Aim = How many lines of these records hold the string "true"? Reply with the number alone.

Supplied data =

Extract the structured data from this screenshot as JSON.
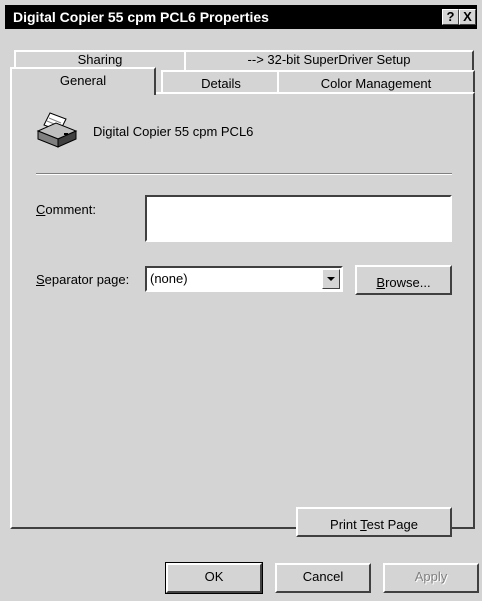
{
  "window": {
    "title": "Digital Copier 55 cpm PCL6 Properties",
    "help_btn": "?",
    "close_btn": "X"
  },
  "tabs_back": [
    {
      "label": "Sharing"
    },
    {
      "label": "--> 32-bit SuperDriver Setup"
    }
  ],
  "tabs_front": [
    {
      "label": "General",
      "selected": true
    },
    {
      "label": "Details"
    },
    {
      "label": "Color Management"
    }
  ],
  "general": {
    "printer_name": "Digital Copier 55 cpm PCL6",
    "printer_icon": "printer-icon",
    "comment_label_first": "C",
    "comment_label_rest": "omment:",
    "comment_value": "",
    "separator_label_first": "S",
    "separator_label_rest": "eparator page:",
    "separator_value": "(none)",
    "browse_first": "B",
    "browse_rest": "rowse...",
    "print_test_pre": "Print ",
    "print_test_u": "T",
    "print_test_post": "est Page"
  },
  "footer": {
    "ok": "OK",
    "cancel": "Cancel",
    "apply": "Apply"
  }
}
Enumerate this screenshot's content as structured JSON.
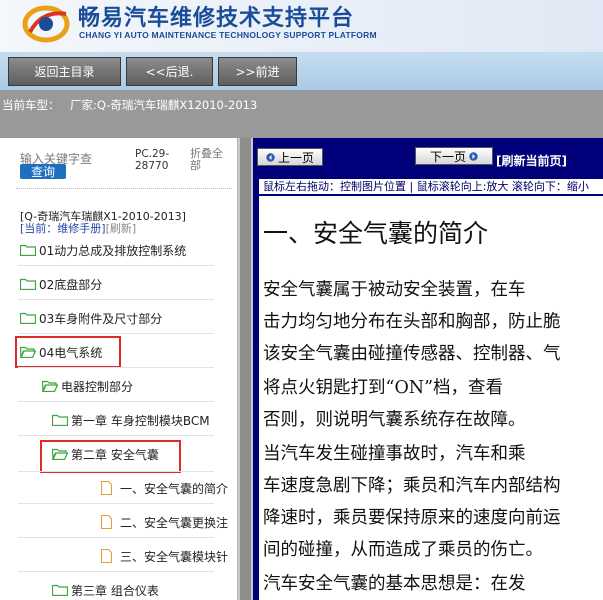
{
  "header": {
    "title": "畅易汽车维修技术支持平台",
    "subtitle": "CHANG YI AUTO MAINTENANCE TECHNOLOGY SUPPORT PLATFORM"
  },
  "nav": {
    "home": "返回主目录",
    "back": "<<后退.",
    "forward": ">>前进"
  },
  "vehicle": {
    "label": "当前车型：",
    "value": "厂家:Q-奇瑞汽车瑞麒X12010-2013"
  },
  "sidebar": {
    "search_placeholder": "输入关键字查",
    "search_button": "查询",
    "pc_code": "PC.29-28770",
    "collapse_all": "折叠全部",
    "doc_vehicle": "[Q-奇瑞汽车瑞麒X1-2010-2013]",
    "doc_current": "[当前：维修手册]",
    "doc_refresh": "[刷新]",
    "tree": [
      {
        "label": "01动力总成及排放控制系统",
        "type": "folder"
      },
      {
        "label": "02底盘部分",
        "type": "folder"
      },
      {
        "label": "03车身附件及尺寸部分",
        "type": "folder"
      },
      {
        "label": "04电气系统",
        "type": "folder-open",
        "highlighted": true
      },
      {
        "label": "电器控制部分",
        "type": "folder-open"
      },
      {
        "label": "第一章 车身控制模块BCM",
        "type": "folder"
      },
      {
        "label": "第二章 安全气囊",
        "type": "folder-open",
        "highlighted": true
      },
      {
        "label": "一、安全气囊的简介",
        "type": "page"
      },
      {
        "label": "二、安全气囊更换注",
        "type": "page"
      },
      {
        "label": "三、安全气囊模块针",
        "type": "page"
      },
      {
        "label": "第三章 组合仪表",
        "type": "folder"
      }
    ]
  },
  "viewer": {
    "prev": "上一页",
    "next": "下一页",
    "refresh": "[刷新当前页]",
    "hint": "鼠标左右拖动：控制图片位置 | 鼠标滚轮向上:放大   滚轮向下：缩小",
    "doc_title": "一、安全气囊的简介",
    "lines": [
      "    安全气囊属于被动安全装置，在车",
      "击力均匀地分布在头部和胸部，防止脆",
      "该安全气囊由碰撞传感器、控制器、气",
      "    将点火钥匙打到“ON”档，查看",
      "否则，则说明气囊系统存在故障。",
      "    当汽车发生碰撞事故时，汽车和乘",
      "车速度急剧下降；乘员和汽车内部结构",
      "降速时，乘员要保持原来的速度向前运",
      "间的碰撞，从而造成了乘员的伤亡。",
      "    汽车安全气囊的基本思想是：在发"
    ]
  },
  "colors": {
    "brand_blue": "#1a4d99",
    "highlight_red": "#e02a2a",
    "viewer_bg": "#00007a",
    "model_bar": "#999999"
  }
}
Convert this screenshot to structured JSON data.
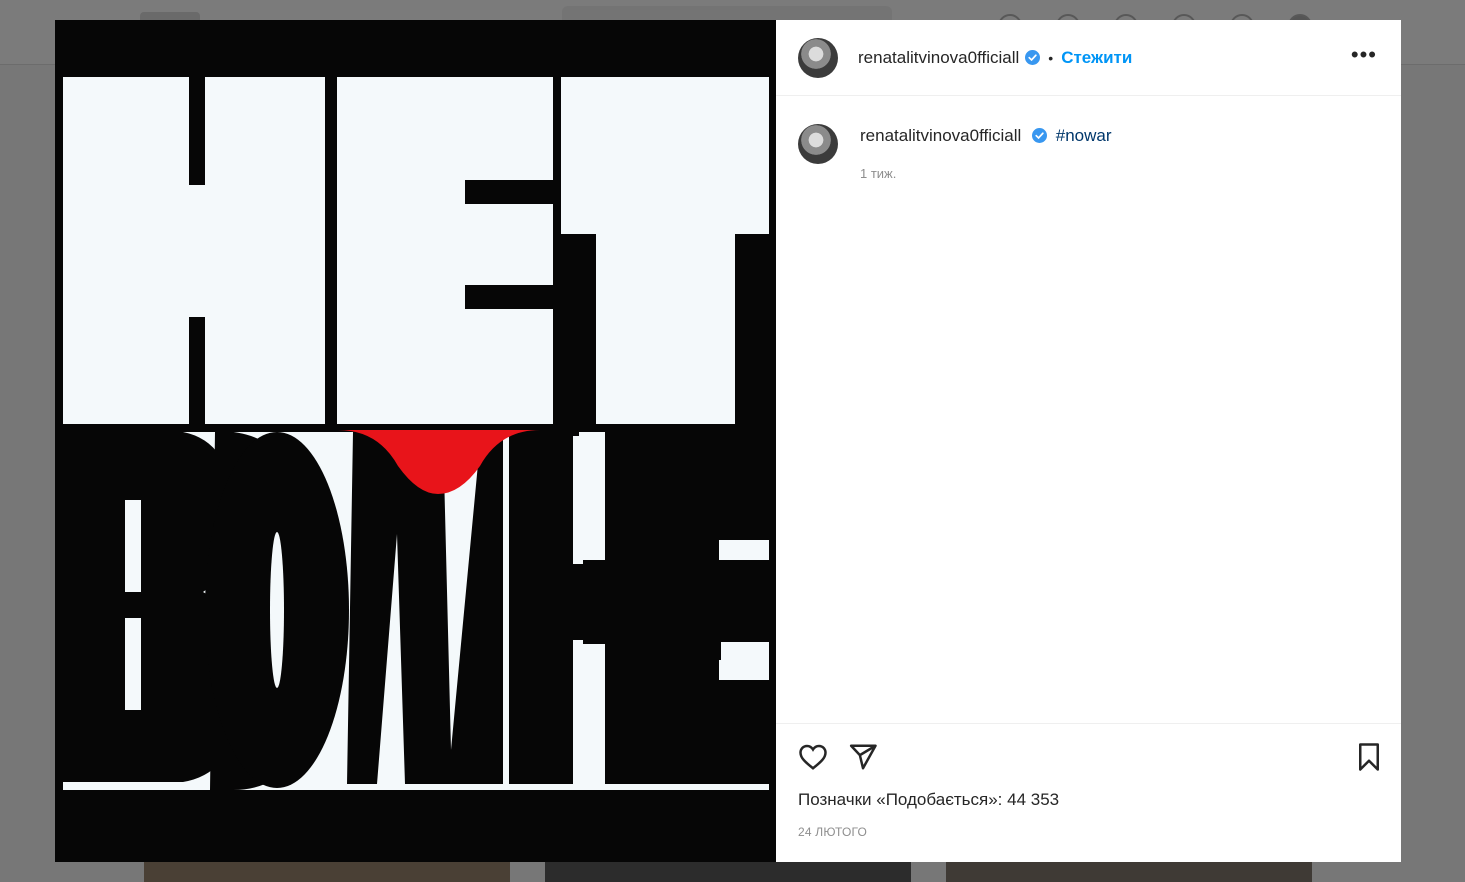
{
  "post": {
    "username": "renatalitvinova0fficiall",
    "follow_label": "Стежити",
    "more_label": "•••",
    "separator": "•",
    "caption_username": "renatalitvinova0fficiall",
    "hashtag": "#nowar",
    "caption_time": "1 тиж.",
    "likes_text": "Позначки «Подобається»: 44 353",
    "date": "24 ЛЮТОГО"
  },
  "image": {
    "text_line1": "НЕТ",
    "text_line2": "ВОЙНЕ",
    "colors": {
      "black": "#060606",
      "white": "#f4f9fb",
      "red": "#e8141a"
    }
  },
  "colors": {
    "accent": "#0095f6",
    "verified": "#3897f0",
    "hashtag": "#00376b"
  },
  "icons": [
    "heart-icon",
    "send-icon",
    "bookmark-icon",
    "verified-icon",
    "more-icon"
  ]
}
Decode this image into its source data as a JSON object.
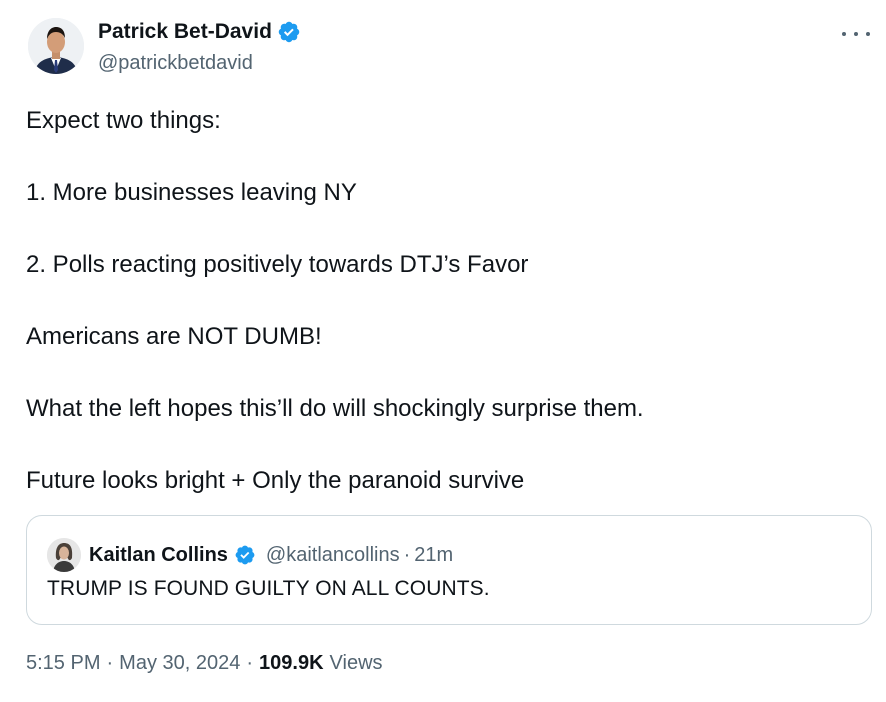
{
  "author": {
    "display_name": "Patrick Bet-David",
    "handle": "@patrickbetdavid",
    "verified": true
  },
  "menu": {
    "more_icon": "more-horizontal-icon"
  },
  "tweet": {
    "paragraphs": [
      "Expect two things:",
      "1.  More businesses leaving NY",
      "2.  Polls reacting positively towards DTJ’s Favor",
      "Americans are NOT DUMB!",
      "What the left hopes this’ll do will shockingly surprise them.",
      "Future looks bright + Only the paranoid survive"
    ]
  },
  "quoted_tweet": {
    "display_name": "Kaitlan Collins",
    "handle": "@kaitlancollins",
    "separator": "·",
    "time": "21m",
    "verified": true,
    "text": "TRUMP IS FOUND GUILTY ON ALL COUNTS."
  },
  "meta": {
    "time": "5:15 PM",
    "separator": "·",
    "date": "May 30, 2024",
    "views_count": "109.9K",
    "views_label": "Views"
  },
  "colors": {
    "text_primary": "#0f1419",
    "text_secondary": "#536471",
    "verified_blue": "#1d9bf0",
    "border": "#cfd9de"
  }
}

Answer for the task = 5